[TASK STATEMENT] Search the listing below for the string "Empresas" and copy every line where it occurs.

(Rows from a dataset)
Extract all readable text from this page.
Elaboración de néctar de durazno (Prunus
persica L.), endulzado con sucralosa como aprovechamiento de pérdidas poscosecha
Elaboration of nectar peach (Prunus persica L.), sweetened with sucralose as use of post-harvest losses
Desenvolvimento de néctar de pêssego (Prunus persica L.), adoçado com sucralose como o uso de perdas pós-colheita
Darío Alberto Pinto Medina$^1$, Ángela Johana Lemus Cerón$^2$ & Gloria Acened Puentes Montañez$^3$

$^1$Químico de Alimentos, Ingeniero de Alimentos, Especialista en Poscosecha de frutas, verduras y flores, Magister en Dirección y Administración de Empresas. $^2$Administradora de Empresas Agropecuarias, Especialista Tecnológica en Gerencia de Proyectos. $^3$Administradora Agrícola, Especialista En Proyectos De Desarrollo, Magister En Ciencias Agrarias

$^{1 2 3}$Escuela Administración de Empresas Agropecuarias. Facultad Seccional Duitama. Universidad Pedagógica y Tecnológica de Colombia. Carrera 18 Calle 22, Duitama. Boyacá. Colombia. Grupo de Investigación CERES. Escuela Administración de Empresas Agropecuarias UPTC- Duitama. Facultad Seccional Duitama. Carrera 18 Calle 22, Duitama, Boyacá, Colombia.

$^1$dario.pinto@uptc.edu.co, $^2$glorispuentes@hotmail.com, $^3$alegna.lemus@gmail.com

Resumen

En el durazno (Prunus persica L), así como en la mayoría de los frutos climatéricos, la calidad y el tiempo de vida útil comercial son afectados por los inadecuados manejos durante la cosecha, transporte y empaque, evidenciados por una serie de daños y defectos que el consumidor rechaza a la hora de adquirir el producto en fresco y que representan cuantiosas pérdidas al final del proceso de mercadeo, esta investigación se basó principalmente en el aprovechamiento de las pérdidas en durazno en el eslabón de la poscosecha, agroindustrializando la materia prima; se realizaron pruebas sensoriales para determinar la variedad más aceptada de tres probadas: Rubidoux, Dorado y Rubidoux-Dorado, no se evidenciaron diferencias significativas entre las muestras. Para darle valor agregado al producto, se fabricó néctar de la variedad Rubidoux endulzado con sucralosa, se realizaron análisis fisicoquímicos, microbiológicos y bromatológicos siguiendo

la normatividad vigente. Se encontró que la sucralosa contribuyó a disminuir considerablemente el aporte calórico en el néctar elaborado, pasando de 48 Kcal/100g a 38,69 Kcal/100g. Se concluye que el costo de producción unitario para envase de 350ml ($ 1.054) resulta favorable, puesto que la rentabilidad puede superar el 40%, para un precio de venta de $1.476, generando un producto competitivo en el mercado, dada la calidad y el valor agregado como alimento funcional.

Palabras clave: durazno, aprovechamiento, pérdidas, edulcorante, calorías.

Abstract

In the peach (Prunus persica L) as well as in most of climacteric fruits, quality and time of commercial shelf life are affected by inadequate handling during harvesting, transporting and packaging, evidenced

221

[RIGHT ANSWER]
$^1$Químico de Alimentos, Ingeniero de Alimentos, Especialista en Poscosecha de frutas, verduras y flores, Magister en Dirección y Administración de Empresas. $^2$Administradora de Empresas Agropecuarias, Especialista Tecnológica en Gerencia de Proyectos. $^3$Administradora Agrícola, Especialista En Proyectos De Desarrollo, Magister En Ciencias Agrarias
$^{1 2 3}$Escuela Administración de Empresas Agropecuarias. Facultad Seccional Duitama. Universidad Pedagógica y Tecnológica de Colombia. Carrera 18 Calle 22, Duitama. Boyacá. Colombia. Grupo de Investigación CERES. Escuela Administración de Empresas Agropecuarias UPTC- Duitama. Facultad Seccional Duitama. Carrera 18 Calle 22, Duitama, Boyacá, Colombia.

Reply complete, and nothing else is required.